▶ _Work to do_:
Give every line again exactly as it appears, please, but not the pictures.

====== Dataset rows

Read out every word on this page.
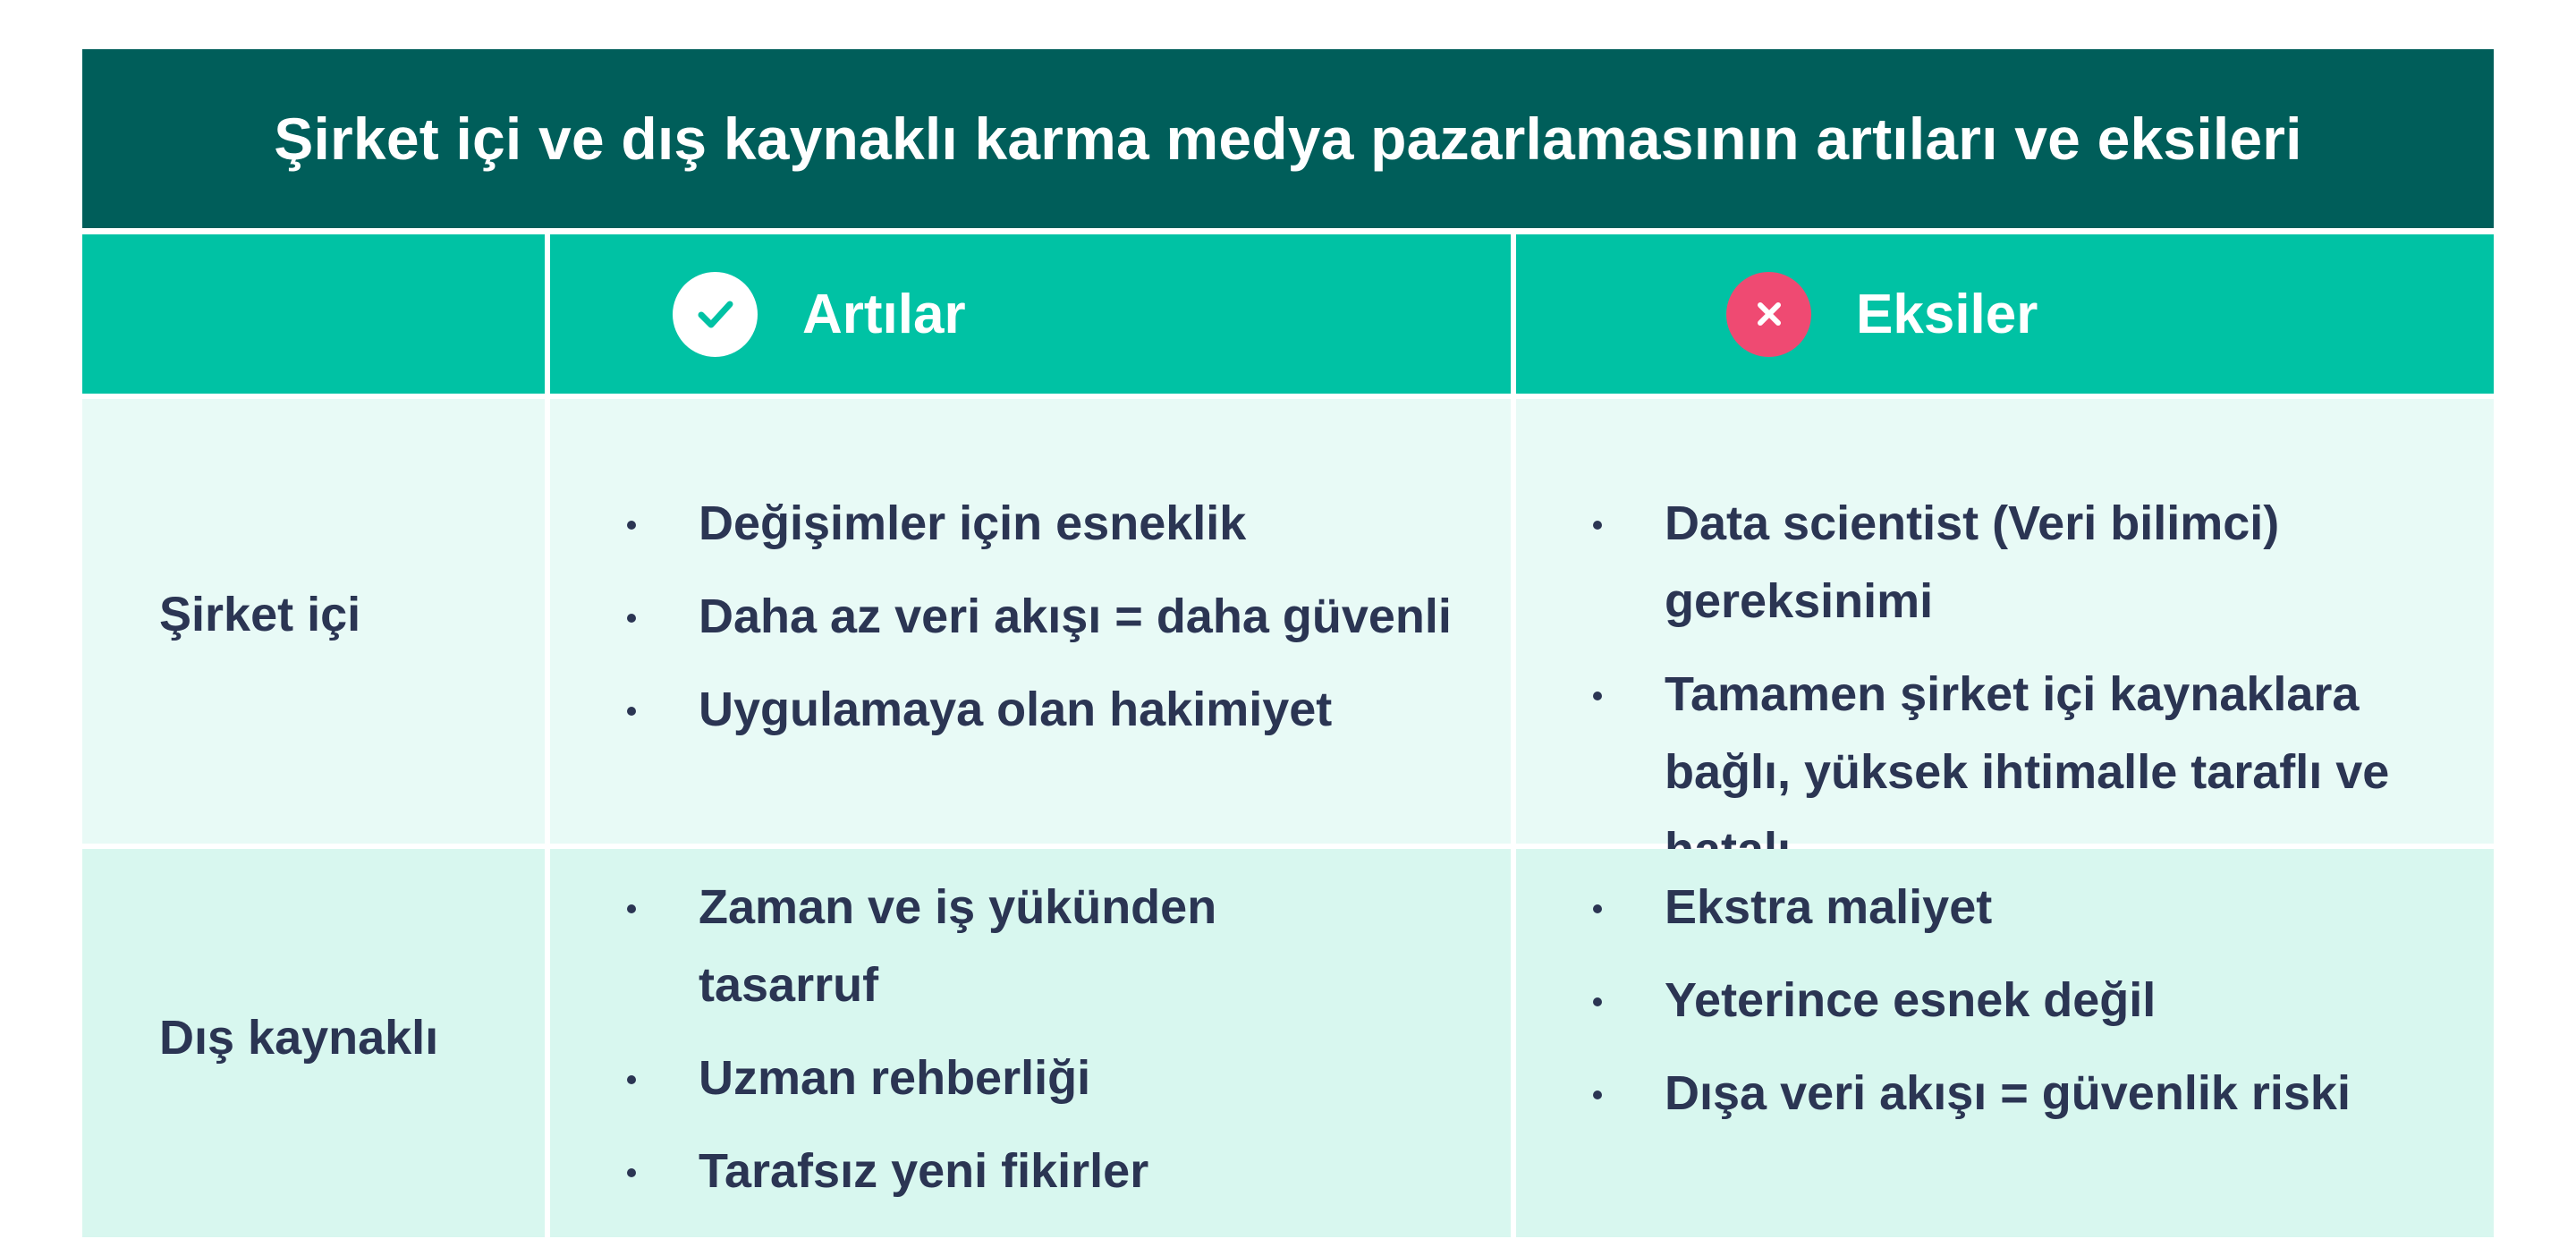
Şirket içi ve dış kaynaklı karma medya pazarlamasının artıları ve eksileri
Artılar	Eksiler
Şirket içi
Değişimler için esneklik
Daha az veri akışı = daha güvenli
Uygulamaya olan hakimiyet
Data scientist (Veri bilimci) gereksinimi
Tamamen şirket içi kaynaklara bağlı, yüksek ihtimalle taraflı ve
Dış kaynaklı
Zaman ve iş yükünden tasarruf
Uzman rehberliği
Tarafsız yeni fikirler
Ekstra maliyet
Yeterince esnek değil
Dışa veri akışı = güvenlik riski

============

▶ _Solution_:
Read out every word on this page.
Şirket içi ve dış kaynaklı karma medya pazarlamasının artıları ve eksileri
Artılar	Eksiler
Şirket içi
Değişimler için esneklik
Daha az veri akışı = daha güvenli
Uygulamaya olan hakimiyet
Data scientist (Veri bilimci) gereksinimi
Tamamen şirket içi kaynaklara bağlı, yüksek ihtimalle taraflı ve
Dış kaynaklı
Zaman ve iş yükünden tasarruf
Uzman rehberliği
Tarafsız yeni fikirler
Ekstra maliyet
Yeterince esnek değil
Dışa veri akışı = güvenlik riski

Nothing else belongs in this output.